> _TEXT PROVIDED_
# Virgin & Tivo ??



## carling (Oct 5, 2002)

Now that Richard B is in charge of our cable system how about putting some pressure on him to bring TIVO back to the UK as a preferred partner for cable PVR boxes. 

If I understand correctly, cable viewers in the USA can use TiVo. so why not here?

Come on Richard, that would be a truly fantastic move.


----------



## Pete77 (Aug 1, 2006)

Why not email Virgin Media to suggest it.

There's just an outside chance it could still happen. :up:

Email [email protected] to suggest it as he is their Chief Commercial Officer.

An encouraging sign is that Virgin Media is actually incorporated as a US company. This ought to make them far more Tivo minded.

See http://pressoffice.virginmedia.com/phoenix.zhtml?c=205406&p=irol-whoswho


----------



## Noddy Holder (Oct 4, 2002)

Cant see it, as its only cable customers it can be marketed to, and Cable being the smaller market (compared to sky) has a high percentage of "low income" subscribers and not the high level of uptakers than can enjoy sky plus. 

Let me know


----------



## mikerr (Jun 2, 2005)

Well they have just downloaded a new firmware to the TV Drive (now v+) PVR that I have -
the only real difference I can see is the virgin branding, and all the menus have a new colour scheme - black, instead of blue.

Maybe one day I'll switch on to see the tivo guy on it


----------



## chrisd (Oct 24, 2003)

slight threadjack, just posted this in the non-tivo forum..

Did Virgin take over from NTL yesterday? 
I seem to recall seeing a vague headline from someone elses newspaper, but apart from that I can't find any information.

Looking at their website, it seems that their services are a bit cheaper than what I am currently paying NTL so I will have to give em a call and change it, but I wanted to make sure they were actually live before i do 

I assume I will be expecting a new Virgin branded set-top box through the post any day too? I guess the old NTL one will go in the back of the cupboard along with their modem from when i cancelled that about 2 years ago


----------



## mikerr (Jun 2, 2005)

No, they aren't replacing equipment, only giving branded boxes out to new installs.

The on-screen branding is being done remotely though, as above TV Drive's have already got it, normal set top boxes will download the new firmware sometime next month.

> _GOAL 1_
Copy the forum thread about Virgin and TiVo from "Now that Richard" to "to suggest it.".
These records are unrelated to the forum thread about Virgin and TiVo.

Dataset records:
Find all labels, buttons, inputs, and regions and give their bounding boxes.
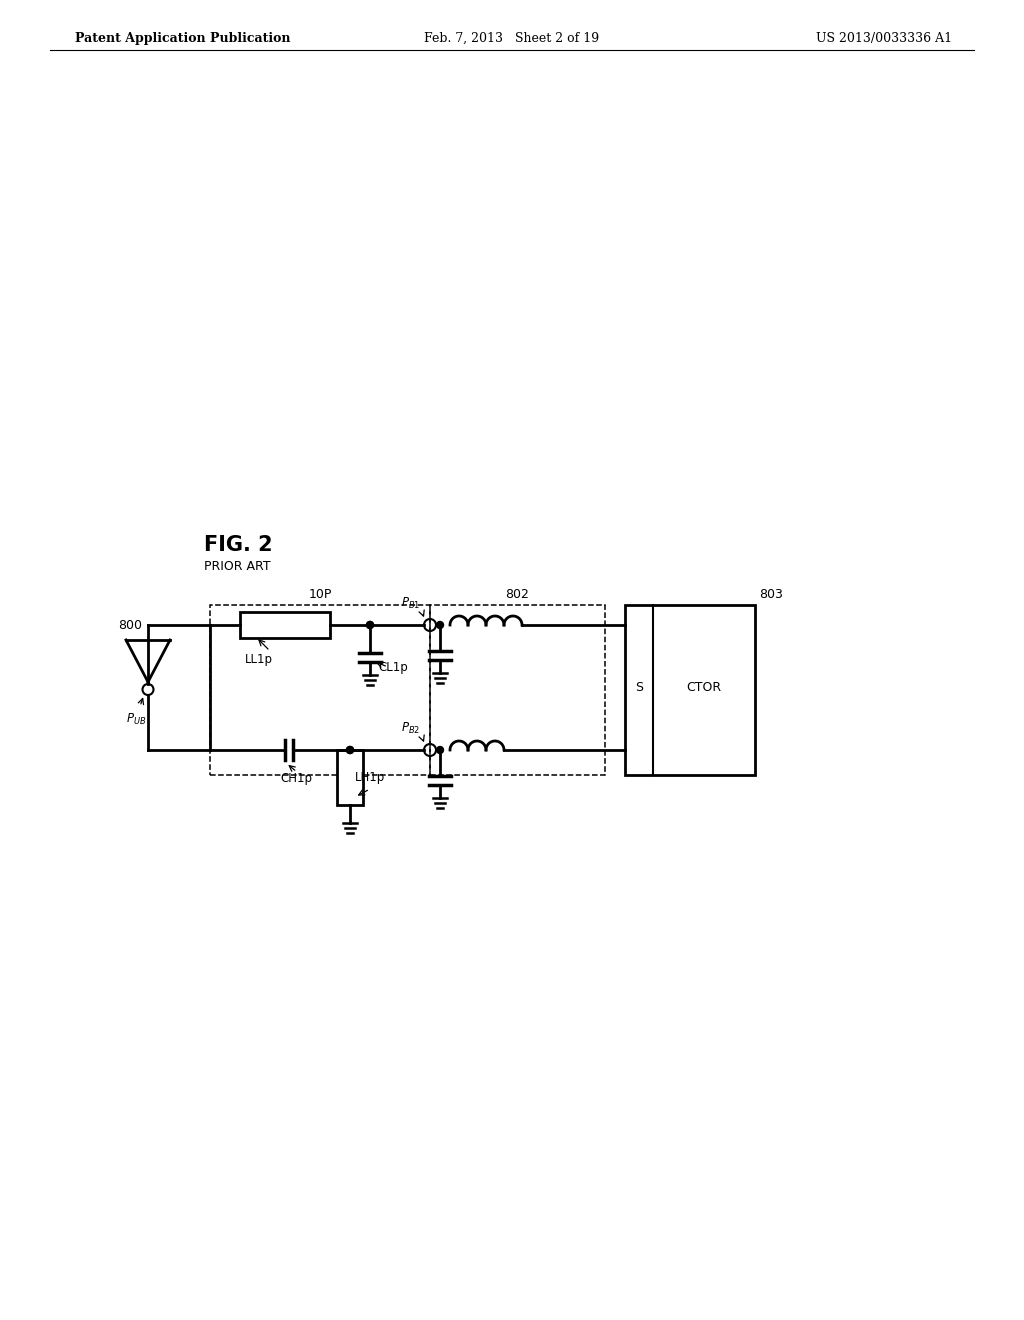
Text: $P_{B1}$: $P_{B1}$ bbox=[400, 595, 420, 611]
Text: US 2013/0033336 A1: US 2013/0033336 A1 bbox=[816, 32, 952, 45]
Text: LH1p: LH1p bbox=[355, 771, 385, 784]
Bar bbox=[430, 605, 605, 775]
Text: LL1p: LL1p bbox=[245, 653, 273, 667]
Text: S: S bbox=[635, 681, 643, 694]
Bar bbox=[210, 605, 430, 775]
Bar bbox=[240, 612, 330, 638]
Circle shape bbox=[436, 622, 443, 628]
Text: CTOR: CTOR bbox=[686, 681, 722, 694]
Circle shape bbox=[436, 747, 443, 754]
Text: PRIOR ART: PRIOR ART bbox=[204, 560, 270, 573]
Circle shape bbox=[367, 622, 374, 628]
Circle shape bbox=[367, 622, 374, 628]
Bar bbox=[337, 750, 362, 805]
Text: 803: 803 bbox=[759, 587, 783, 601]
Bar bbox=[625, 605, 755, 775]
Text: CL1p: CL1p bbox=[378, 660, 408, 673]
Text: 802: 802 bbox=[506, 587, 529, 601]
Text: 10P: 10P bbox=[308, 587, 332, 601]
Text: 800: 800 bbox=[118, 619, 142, 632]
Text: CH1p: CH1p bbox=[280, 772, 312, 785]
Circle shape bbox=[346, 747, 353, 754]
Text: Patent Application Publication: Patent Application Publication bbox=[75, 32, 291, 45]
Text: FIG. 2: FIG. 2 bbox=[204, 535, 272, 554]
Text: $P_{B2}$: $P_{B2}$ bbox=[400, 721, 420, 737]
Text: $P_{UB}$: $P_{UB}$ bbox=[126, 711, 146, 726]
Circle shape bbox=[346, 747, 353, 754]
Text: Feb. 7, 2013   Sheet 2 of 19: Feb. 7, 2013 Sheet 2 of 19 bbox=[424, 32, 600, 45]
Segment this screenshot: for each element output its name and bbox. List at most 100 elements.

> _GOAL 2_
In the records, rewrite the lines from the line with "595, 420, 611]" to the line with "Text: 802: 802 bbox=[506, 587, 529, 601]", putting "Rectangle" in place of "Bar" and keeping everything else the same. Give only those lines.

> _CORRECT RESPONSE 1_
Now that Richard B is in charge of our cable system how about putting some pressure on him to bring TIVO back to the UK as a preferred partner for cable PVR boxes. 

If I understand correctly, cable viewers in the USA can use TiVo. so why not here?

Come on Richard, that would be a truly fantastic move.


----------



## Pete77 (Aug 1, 2006)

Why not email Virgin Media to suggest it.

> _CORRECT RESPONSE 2_
Text: $P_{B1}$: $P_{B1}$ bbox=[400, 595, 420, 611]
Text: US 2013/0033336 A1: US 2013/0033336 A1 bbox=[816, 32, 952, 45]
Text: LH1p: LH1p bbox=[355, 771, 385, 784]
Rectangle bbox=[430, 605, 605, 775]
Text: LL1p: LL1p bbox=[245, 653, 273, 667]
Text: S: S bbox=[635, 681, 643, 694]
Rectangle bbox=[210, 605, 430, 775]
Rectangle bbox=[240, 612, 330, 638]
Circle shape bbox=[436, 622, 443, 628]
Text: CTOR: CTOR bbox=[686, 681, 722, 694]
Circle shape bbox=[436, 747, 443, 754]
Text: PRIOR ART: PRIOR ART bbox=[204, 560, 270, 573]
Circle shape bbox=[367, 622, 374, 628]
Circle shape bbox=[367, 622, 374, 628]
Rectangle bbox=[337, 750, 362, 805]
Text: 803: 803 bbox=[759, 587, 783, 601]
Rectangle bbox=[625, 605, 755, 775]
Text: CL1p: CL1p bbox=[378, 660, 408, 673]
Text: 802: 802 bbox=[506, 587, 529, 601]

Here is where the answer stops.